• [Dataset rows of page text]
● ● ● ● ● ● ●
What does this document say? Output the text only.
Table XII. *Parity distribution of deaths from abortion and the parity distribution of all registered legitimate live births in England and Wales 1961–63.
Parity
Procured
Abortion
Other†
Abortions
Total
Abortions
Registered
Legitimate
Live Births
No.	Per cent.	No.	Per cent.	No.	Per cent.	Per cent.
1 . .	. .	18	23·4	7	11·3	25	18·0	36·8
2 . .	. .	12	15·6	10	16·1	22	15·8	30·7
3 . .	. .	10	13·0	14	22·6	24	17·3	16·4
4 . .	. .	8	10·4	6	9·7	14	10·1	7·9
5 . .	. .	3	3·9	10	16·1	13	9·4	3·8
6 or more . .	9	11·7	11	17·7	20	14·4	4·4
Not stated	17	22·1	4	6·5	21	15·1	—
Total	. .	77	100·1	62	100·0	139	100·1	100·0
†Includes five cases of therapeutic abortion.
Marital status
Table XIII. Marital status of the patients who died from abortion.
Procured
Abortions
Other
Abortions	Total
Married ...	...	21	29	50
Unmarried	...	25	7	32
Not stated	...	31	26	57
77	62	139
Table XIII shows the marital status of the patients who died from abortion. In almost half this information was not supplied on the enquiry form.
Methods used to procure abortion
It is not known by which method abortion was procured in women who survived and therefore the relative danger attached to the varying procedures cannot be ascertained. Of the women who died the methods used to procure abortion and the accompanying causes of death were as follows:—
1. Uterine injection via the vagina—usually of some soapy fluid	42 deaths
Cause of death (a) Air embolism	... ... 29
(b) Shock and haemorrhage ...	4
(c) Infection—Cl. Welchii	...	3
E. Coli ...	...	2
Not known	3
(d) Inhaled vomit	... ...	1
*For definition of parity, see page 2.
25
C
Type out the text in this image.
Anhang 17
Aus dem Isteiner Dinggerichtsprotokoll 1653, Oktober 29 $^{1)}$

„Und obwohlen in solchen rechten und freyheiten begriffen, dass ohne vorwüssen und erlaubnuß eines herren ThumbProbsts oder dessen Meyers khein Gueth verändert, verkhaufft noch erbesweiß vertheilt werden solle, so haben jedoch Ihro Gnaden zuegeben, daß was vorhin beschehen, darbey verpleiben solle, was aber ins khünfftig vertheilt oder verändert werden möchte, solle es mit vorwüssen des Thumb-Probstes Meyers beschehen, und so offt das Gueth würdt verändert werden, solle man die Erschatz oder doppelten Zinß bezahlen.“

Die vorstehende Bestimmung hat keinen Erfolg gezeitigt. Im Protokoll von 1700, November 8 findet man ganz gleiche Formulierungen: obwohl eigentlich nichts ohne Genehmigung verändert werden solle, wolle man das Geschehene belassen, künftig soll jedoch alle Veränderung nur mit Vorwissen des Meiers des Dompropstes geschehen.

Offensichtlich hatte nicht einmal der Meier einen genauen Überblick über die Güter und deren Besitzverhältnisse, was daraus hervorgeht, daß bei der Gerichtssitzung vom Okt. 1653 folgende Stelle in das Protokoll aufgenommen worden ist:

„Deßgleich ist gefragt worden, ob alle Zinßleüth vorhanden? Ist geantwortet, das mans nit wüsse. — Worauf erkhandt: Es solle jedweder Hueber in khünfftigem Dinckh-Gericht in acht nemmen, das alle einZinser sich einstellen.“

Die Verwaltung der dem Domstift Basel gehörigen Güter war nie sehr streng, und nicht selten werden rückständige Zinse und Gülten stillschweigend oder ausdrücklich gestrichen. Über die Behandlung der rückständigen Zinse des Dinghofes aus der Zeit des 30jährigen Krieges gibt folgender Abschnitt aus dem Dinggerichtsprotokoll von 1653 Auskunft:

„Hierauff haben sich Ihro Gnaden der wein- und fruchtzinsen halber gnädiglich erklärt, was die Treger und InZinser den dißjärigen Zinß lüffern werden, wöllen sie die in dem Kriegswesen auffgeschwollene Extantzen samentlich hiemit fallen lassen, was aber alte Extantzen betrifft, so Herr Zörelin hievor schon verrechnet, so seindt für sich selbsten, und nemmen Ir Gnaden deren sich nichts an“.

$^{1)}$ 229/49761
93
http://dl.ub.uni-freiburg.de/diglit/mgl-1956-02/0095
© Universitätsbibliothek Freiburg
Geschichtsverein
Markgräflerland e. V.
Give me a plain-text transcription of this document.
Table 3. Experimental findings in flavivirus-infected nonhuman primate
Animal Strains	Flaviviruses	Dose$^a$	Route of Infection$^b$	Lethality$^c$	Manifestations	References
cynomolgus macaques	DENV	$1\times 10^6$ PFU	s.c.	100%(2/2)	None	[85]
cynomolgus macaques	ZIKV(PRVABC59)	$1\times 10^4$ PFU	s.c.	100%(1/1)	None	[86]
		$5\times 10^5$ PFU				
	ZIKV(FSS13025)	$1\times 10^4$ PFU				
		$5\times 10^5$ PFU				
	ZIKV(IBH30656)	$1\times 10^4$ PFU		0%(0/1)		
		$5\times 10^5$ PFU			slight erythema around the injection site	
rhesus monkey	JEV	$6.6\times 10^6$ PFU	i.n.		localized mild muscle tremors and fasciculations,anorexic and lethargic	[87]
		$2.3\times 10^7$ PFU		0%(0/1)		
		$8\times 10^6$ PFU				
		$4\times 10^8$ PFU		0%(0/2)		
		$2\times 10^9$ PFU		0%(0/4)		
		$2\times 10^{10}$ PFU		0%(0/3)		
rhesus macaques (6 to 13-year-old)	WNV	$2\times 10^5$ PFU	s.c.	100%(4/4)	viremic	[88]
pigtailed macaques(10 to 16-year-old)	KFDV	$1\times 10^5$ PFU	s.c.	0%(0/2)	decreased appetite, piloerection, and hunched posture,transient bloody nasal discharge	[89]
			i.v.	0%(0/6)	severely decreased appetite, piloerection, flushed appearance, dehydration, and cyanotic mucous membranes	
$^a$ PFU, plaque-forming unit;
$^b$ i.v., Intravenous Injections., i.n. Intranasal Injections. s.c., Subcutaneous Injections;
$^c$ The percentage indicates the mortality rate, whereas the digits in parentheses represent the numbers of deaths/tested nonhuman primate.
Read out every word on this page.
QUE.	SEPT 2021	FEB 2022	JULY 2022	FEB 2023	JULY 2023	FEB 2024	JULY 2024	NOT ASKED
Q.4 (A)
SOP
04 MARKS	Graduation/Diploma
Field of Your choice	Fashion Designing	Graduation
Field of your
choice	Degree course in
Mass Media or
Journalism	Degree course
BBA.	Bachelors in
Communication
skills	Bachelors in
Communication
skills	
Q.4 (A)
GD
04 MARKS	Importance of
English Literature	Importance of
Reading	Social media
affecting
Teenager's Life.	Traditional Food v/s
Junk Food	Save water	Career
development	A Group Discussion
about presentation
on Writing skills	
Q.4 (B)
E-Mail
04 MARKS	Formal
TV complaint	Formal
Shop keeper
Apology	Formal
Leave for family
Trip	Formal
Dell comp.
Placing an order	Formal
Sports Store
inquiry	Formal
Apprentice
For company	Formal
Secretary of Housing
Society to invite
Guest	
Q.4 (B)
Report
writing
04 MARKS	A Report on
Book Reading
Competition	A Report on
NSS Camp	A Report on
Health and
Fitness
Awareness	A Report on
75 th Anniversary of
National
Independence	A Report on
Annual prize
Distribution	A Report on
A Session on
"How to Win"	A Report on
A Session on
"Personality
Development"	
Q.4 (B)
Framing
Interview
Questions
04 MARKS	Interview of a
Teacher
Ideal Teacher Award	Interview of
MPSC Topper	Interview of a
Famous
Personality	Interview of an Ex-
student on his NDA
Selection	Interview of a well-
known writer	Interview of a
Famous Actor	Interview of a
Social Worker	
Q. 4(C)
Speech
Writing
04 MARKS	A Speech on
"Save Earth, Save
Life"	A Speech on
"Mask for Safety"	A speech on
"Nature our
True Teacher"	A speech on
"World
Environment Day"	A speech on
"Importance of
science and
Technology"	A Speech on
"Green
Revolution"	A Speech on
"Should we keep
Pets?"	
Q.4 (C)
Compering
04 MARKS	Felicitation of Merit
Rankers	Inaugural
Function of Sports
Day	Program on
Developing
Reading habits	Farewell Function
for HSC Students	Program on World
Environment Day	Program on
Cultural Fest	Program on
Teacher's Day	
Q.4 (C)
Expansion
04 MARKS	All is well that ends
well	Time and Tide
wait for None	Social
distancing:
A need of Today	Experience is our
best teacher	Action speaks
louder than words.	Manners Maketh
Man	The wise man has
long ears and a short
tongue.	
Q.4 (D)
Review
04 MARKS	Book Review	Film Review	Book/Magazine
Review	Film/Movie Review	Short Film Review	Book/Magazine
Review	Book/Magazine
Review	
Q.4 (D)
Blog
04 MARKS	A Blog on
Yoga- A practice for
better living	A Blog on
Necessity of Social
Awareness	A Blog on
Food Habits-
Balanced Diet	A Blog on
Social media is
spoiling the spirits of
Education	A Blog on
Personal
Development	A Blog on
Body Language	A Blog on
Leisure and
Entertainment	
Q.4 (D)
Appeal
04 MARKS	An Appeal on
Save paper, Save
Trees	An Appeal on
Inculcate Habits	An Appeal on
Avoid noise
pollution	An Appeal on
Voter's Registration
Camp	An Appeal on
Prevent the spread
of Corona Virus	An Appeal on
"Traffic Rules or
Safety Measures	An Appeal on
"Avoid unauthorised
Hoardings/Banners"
● ● ● ● ● ● ●
• [TASK BRIEF]
In the entries above, find each line that has the word "Camp". Copy it.

• [REPLY]
NSS Camp	A Report on
Camp	An Appeal on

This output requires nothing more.